▸ **TASK DIRECTIONS**
Write out the material exactly, without any of its pictures.

▸ **DATASET EXCERPTS**
━━━━

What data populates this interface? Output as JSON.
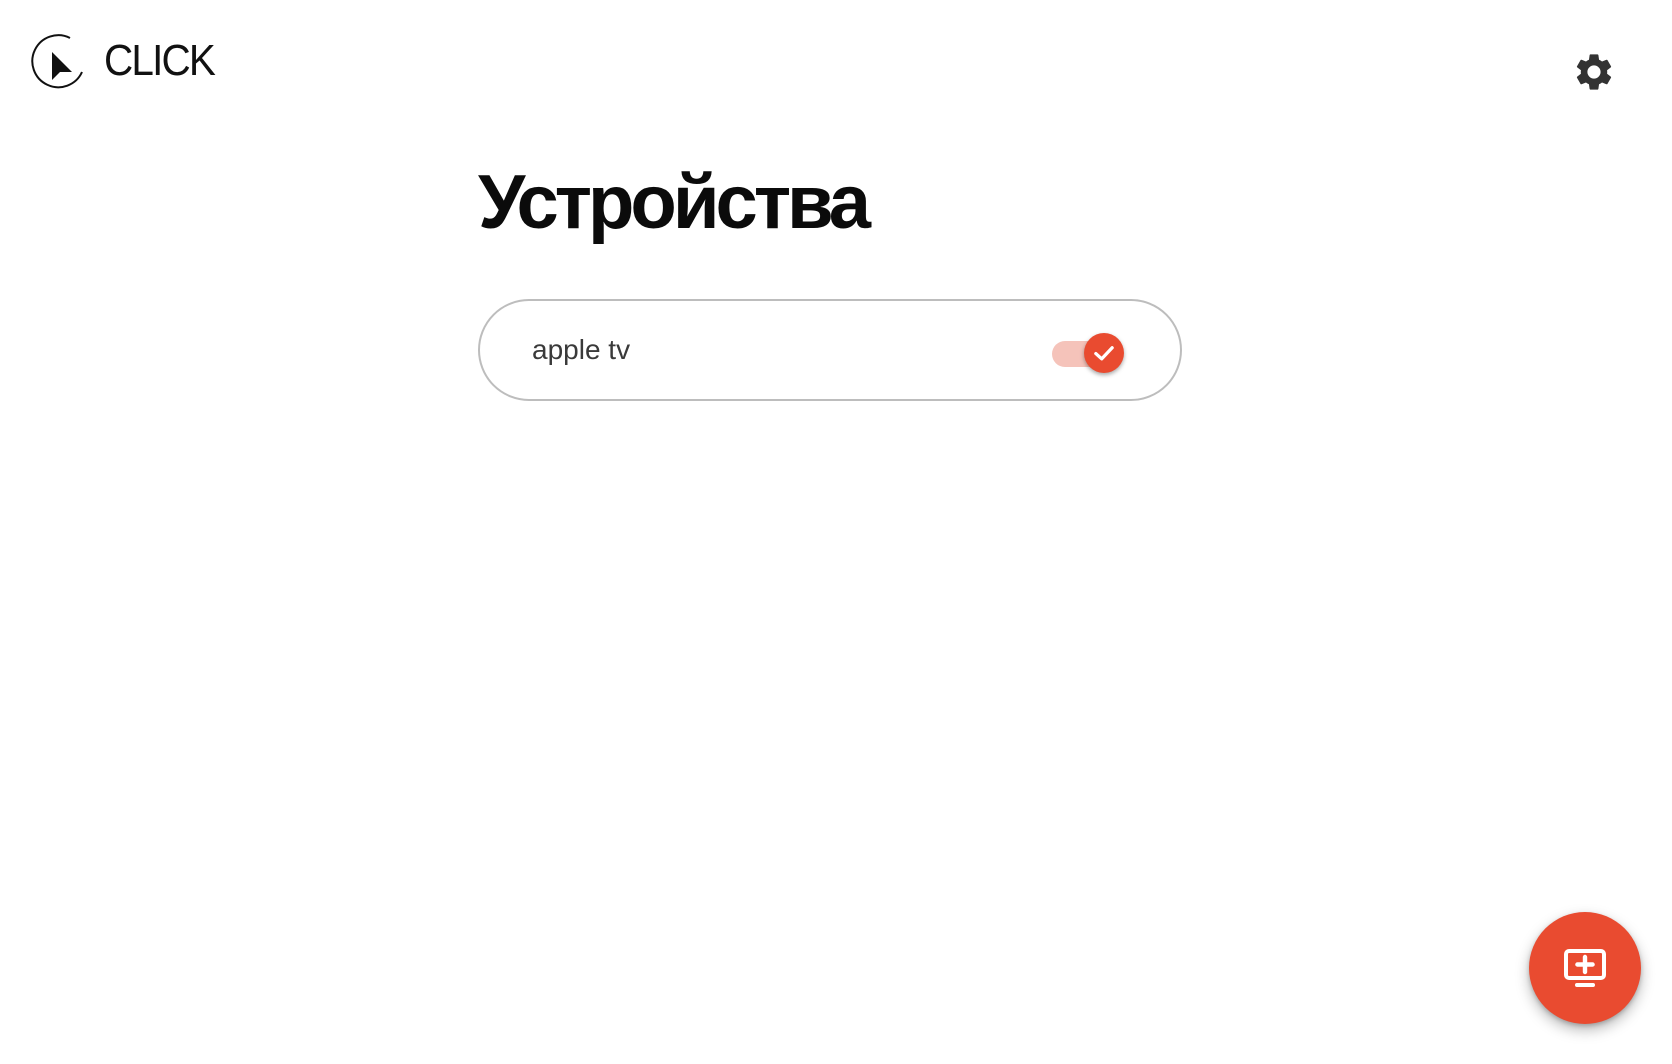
{
  "app": {
    "brand_name": "CLICK",
    "logo_icon": "play-cursor-logo",
    "settings_icon": "gear-icon"
  },
  "page": {
    "title": "Устройства"
  },
  "devices": [
    {
      "name": "apple tv",
      "enabled": true
    }
  ],
  "fab": {
    "icon": "add-to-screen-icon"
  },
  "colors": {
    "accent": "#e94b30",
    "accent_light": "#f5c3ba",
    "text": "#0b0b0b",
    "border": "#bdbdbd",
    "icon": "#333333"
  }
}
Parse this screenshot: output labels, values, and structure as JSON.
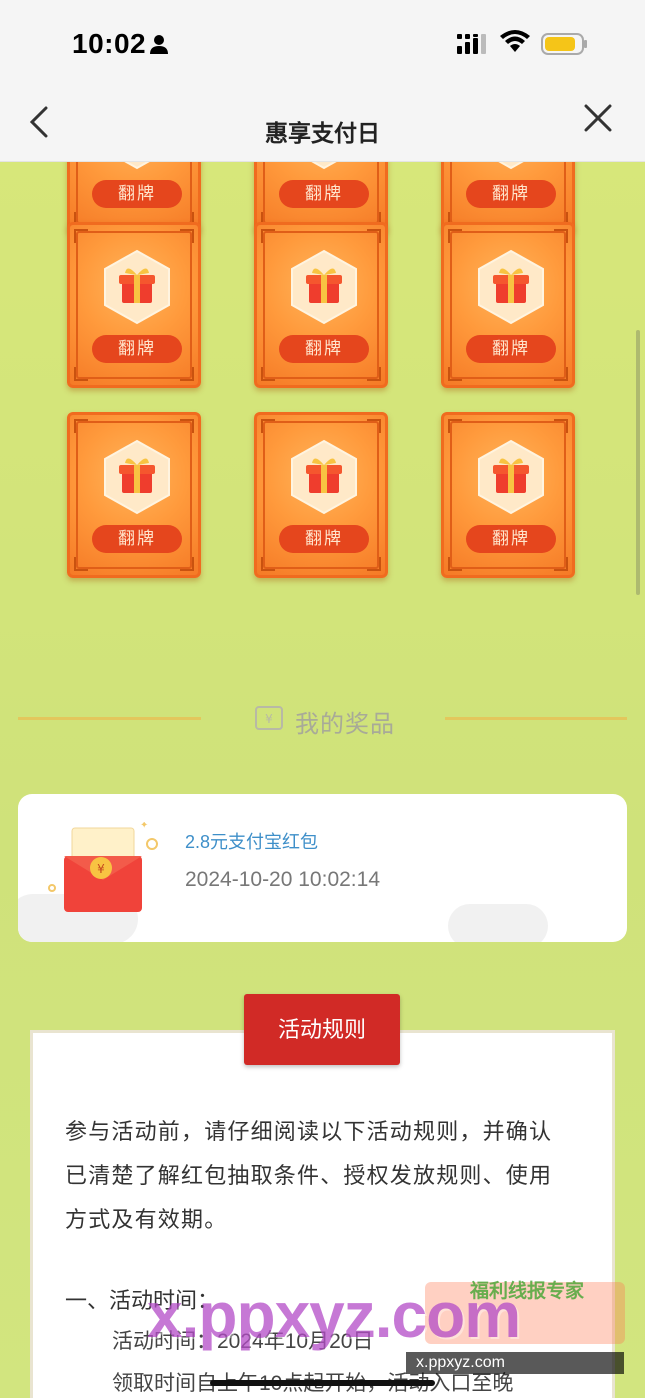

━━━━

▸ **TASK SOLUTION**
What data populates this interface? Output as JSON.
{
  "app": {
    "brand_name": "CLICK",
    "logo_icon": "play-cursor-logo",
    "settings_icon": "gear-icon"
  },
  "page": {
    "title": "Устройства"
  },
  "devices": [
    {
      "name": "apple tv",
      "enabled": true
    }
  ],
  "fab": {
    "icon": "add-to-screen-icon"
  },
  "colors": {
    "accent": "#e94b30",
    "accent_light": "#f5c3ba",
    "text": "#0b0b0b",
    "border": "#bdbdbd",
    "icon": "#333333"
  }
}
Parse this screenshot: output labels, values, and structure as JSON.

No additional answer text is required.